Stated exercise: Here are some records; quote them exactly, leaving out the pictures.

Data:
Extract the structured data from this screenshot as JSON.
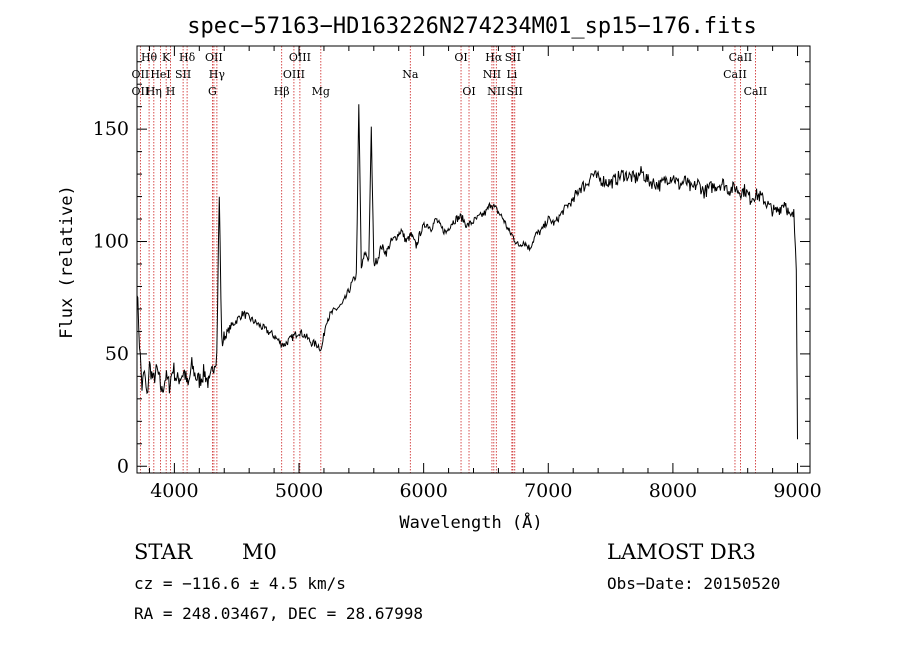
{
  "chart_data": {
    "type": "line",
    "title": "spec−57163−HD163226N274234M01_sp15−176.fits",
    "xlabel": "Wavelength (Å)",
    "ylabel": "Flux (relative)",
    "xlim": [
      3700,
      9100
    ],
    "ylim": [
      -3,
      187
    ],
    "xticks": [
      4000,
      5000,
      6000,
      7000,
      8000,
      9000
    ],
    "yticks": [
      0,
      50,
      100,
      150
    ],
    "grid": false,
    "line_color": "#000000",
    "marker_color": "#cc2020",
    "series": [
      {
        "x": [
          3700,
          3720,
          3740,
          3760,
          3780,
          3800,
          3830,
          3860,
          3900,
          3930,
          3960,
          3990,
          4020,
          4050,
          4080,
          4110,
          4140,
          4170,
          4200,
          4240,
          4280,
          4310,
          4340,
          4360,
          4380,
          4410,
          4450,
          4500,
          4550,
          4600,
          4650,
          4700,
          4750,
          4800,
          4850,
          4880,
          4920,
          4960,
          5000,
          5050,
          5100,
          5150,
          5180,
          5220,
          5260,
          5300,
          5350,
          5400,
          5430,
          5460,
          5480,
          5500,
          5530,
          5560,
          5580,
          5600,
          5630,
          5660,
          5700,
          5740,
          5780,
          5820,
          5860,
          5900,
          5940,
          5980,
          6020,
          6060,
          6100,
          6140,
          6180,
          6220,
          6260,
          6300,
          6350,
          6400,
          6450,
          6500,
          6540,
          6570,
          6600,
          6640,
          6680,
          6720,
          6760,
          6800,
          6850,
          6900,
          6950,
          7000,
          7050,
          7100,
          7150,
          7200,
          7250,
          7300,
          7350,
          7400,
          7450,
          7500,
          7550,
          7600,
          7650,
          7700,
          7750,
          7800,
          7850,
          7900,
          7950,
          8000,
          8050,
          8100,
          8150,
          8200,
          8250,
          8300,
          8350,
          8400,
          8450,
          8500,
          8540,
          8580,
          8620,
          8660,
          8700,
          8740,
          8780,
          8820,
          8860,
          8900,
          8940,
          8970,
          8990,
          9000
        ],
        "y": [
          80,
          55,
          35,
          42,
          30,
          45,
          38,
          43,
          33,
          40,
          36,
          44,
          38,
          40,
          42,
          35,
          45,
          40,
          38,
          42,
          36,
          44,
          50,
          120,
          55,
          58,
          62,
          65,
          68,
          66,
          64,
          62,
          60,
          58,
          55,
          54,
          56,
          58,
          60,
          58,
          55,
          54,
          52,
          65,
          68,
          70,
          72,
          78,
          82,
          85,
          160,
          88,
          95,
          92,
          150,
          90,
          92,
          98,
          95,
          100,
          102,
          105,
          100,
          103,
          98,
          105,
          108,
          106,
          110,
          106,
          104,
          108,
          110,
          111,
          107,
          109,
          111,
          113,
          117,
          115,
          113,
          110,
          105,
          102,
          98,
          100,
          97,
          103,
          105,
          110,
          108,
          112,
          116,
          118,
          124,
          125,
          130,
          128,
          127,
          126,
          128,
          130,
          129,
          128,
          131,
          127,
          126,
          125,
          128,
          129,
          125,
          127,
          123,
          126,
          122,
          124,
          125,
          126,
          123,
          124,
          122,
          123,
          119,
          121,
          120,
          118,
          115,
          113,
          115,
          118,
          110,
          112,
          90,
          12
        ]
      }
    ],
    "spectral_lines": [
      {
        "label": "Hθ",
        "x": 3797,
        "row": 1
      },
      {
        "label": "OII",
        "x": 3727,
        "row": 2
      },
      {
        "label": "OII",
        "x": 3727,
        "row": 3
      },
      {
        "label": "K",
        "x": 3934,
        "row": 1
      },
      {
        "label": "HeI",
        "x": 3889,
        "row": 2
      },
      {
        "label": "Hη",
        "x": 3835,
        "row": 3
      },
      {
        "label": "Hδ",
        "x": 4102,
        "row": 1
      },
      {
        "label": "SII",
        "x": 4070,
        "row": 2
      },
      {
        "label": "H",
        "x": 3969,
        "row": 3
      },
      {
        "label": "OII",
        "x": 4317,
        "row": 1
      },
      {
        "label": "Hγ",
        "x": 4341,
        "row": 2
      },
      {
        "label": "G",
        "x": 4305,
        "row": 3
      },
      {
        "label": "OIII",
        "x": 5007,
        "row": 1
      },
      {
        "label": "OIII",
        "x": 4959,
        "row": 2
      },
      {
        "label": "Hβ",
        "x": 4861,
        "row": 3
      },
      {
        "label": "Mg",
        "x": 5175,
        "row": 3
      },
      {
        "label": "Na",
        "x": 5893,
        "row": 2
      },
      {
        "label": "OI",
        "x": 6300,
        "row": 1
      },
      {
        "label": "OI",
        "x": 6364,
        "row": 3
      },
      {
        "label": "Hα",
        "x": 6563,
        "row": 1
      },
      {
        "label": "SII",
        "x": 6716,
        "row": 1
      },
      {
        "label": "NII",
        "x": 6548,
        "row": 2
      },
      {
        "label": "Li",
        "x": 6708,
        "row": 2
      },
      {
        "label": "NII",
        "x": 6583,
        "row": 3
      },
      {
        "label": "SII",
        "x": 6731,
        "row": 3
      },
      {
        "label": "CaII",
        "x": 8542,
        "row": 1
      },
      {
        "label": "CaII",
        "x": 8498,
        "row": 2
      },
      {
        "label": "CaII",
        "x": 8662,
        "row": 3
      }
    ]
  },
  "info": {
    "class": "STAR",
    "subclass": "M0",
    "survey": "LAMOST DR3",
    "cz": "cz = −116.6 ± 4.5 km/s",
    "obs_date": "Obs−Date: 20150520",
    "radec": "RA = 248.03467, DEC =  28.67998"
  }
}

Written solution:
Extract the structured data from this screenshot as JSON.
{
  "chart_data": {
    "type": "line",
    "title": "spec−57163−HD163226N274234M01_sp15−176.fits",
    "xlabel": "Wavelength (Å)",
    "ylabel": "Flux (relative)",
    "xlim": [
      3700,
      9100
    ],
    "ylim": [
      -3,
      187
    ],
    "xticks": [
      4000,
      5000,
      6000,
      7000,
      8000,
      9000
    ],
    "yticks": [
      0,
      50,
      100,
      150
    ],
    "grid": false,
    "line_color": "#000000",
    "marker_color": "#cc2020",
    "series": [
      {
        "x": [
          3700,
          3720,
          3740,
          3760,
          3780,
          3800,
          3830,
          3860,
          3900,
          3930,
          3960,
          3990,
          4020,
          4050,
          4080,
          4110,
          4140,
          4170,
          4200,
          4240,
          4280,
          4310,
          4340,
          4360,
          4380,
          4410,
          4450,
          4500,
          4550,
          4600,
          4650,
          4700,
          4750,
          4800,
          4850,
          4880,
          4920,
          4960,
          5000,
          5050,
          5100,
          5150,
          5180,
          5220,
          5260,
          5300,
          5350,
          5400,
          5430,
          5460,
          5480,
          5500,
          5530,
          5560,
          5580,
          5600,
          5630,
          5660,
          5700,
          5740,
          5780,
          5820,
          5860,
          5900,
          5940,
          5980,
          6020,
          6060,
          6100,
          6140,
          6180,
          6220,
          6260,
          6300,
          6350,
          6400,
          6450,
          6500,
          6540,
          6570,
          6600,
          6640,
          6680,
          6720,
          6760,
          6800,
          6850,
          6900,
          6950,
          7000,
          7050,
          7100,
          7150,
          7200,
          7250,
          7300,
          7350,
          7400,
          7450,
          7500,
          7550,
          7600,
          7650,
          7700,
          7750,
          7800,
          7850,
          7900,
          7950,
          8000,
          8050,
          8100,
          8150,
          8200,
          8250,
          8300,
          8350,
          8400,
          8450,
          8500,
          8540,
          8580,
          8620,
          8660,
          8700,
          8740,
          8780,
          8820,
          8860,
          8900,
          8940,
          8970,
          8990,
          9000
        ],
        "y": [
          80,
          55,
          35,
          42,
          30,
          45,
          38,
          43,
          33,
          40,
          36,
          44,
          38,
          40,
          42,
          35,
          45,
          40,
          38,
          42,
          36,
          44,
          50,
          120,
          55,
          58,
          62,
          65,
          68,
          66,
          64,
          62,
          60,
          58,
          55,
          54,
          56,
          58,
          60,
          58,
          55,
          54,
          52,
          65,
          68,
          70,
          72,
          78,
          82,
          85,
          160,
          88,
          95,
          92,
          150,
          90,
          92,
          98,
          95,
          100,
          102,
          105,
          100,
          103,
          98,
          105,
          108,
          106,
          110,
          106,
          104,
          108,
          110,
          111,
          107,
          109,
          111,
          113,
          117,
          115,
          113,
          110,
          105,
          102,
          98,
          100,
          97,
          103,
          105,
          110,
          108,
          112,
          116,
          118,
          124,
          125,
          130,
          128,
          127,
          126,
          128,
          130,
          129,
          128,
          131,
          127,
          126,
          125,
          128,
          129,
          125,
          127,
          123,
          126,
          122,
          124,
          125,
          126,
          123,
          124,
          122,
          123,
          119,
          121,
          120,
          118,
          115,
          113,
          115,
          118,
          110,
          112,
          90,
          12
        ]
      }
    ],
    "spectral_lines": [
      {
        "label": "Hθ",
        "x": 3797,
        "row": 1
      },
      {
        "label": "OII",
        "x": 3727,
        "row": 2
      },
      {
        "label": "OII",
        "x": 3727,
        "row": 3
      },
      {
        "label": "K",
        "x": 3934,
        "row": 1
      },
      {
        "label": "HeI",
        "x": 3889,
        "row": 2
      },
      {
        "label": "Hη",
        "x": 3835,
        "row": 3
      },
      {
        "label": "Hδ",
        "x": 4102,
        "row": 1
      },
      {
        "label": "SII",
        "x": 4070,
        "row": 2
      },
      {
        "label": "H",
        "x": 3969,
        "row": 3
      },
      {
        "label": "OII",
        "x": 4317,
        "row": 1
      },
      {
        "label": "Hγ",
        "x": 4341,
        "row": 2
      },
      {
        "label": "G",
        "x": 4305,
        "row": 3
      },
      {
        "label": "OIII",
        "x": 5007,
        "row": 1
      },
      {
        "label": "OIII",
        "x": 4959,
        "row": 2
      },
      {
        "label": "Hβ",
        "x": 4861,
        "row": 3
      },
      {
        "label": "Mg",
        "x": 5175,
        "row": 3
      },
      {
        "label": "Na",
        "x": 5893,
        "row": 2
      },
      {
        "label": "OI",
        "x": 6300,
        "row": 1
      },
      {
        "label": "OI",
        "x": 6364,
        "row": 3
      },
      {
        "label": "Hα",
        "x": 6563,
        "row": 1
      },
      {
        "label": "SII",
        "x": 6716,
        "row": 1
      },
      {
        "label": "NII",
        "x": 6548,
        "row": 2
      },
      {
        "label": "Li",
        "x": 6708,
        "row": 2
      },
      {
        "label": "NII",
        "x": 6583,
        "row": 3
      },
      {
        "label": "SII",
        "x": 6731,
        "row": 3
      },
      {
        "label": "CaII",
        "x": 8542,
        "row": 1
      },
      {
        "label": "CaII",
        "x": 8498,
        "row": 2
      },
      {
        "label": "CaII",
        "x": 8662,
        "row": 3
      }
    ]
  },
  "info": {
    "class": "STAR",
    "subclass": "M0",
    "survey": "LAMOST DR3",
    "cz": "cz = −116.6 ± 4.5 km/s",
    "obs_date": "Obs−Date: 20150520",
    "radec": "RA = 248.03467, DEC =  28.67998"
  }
}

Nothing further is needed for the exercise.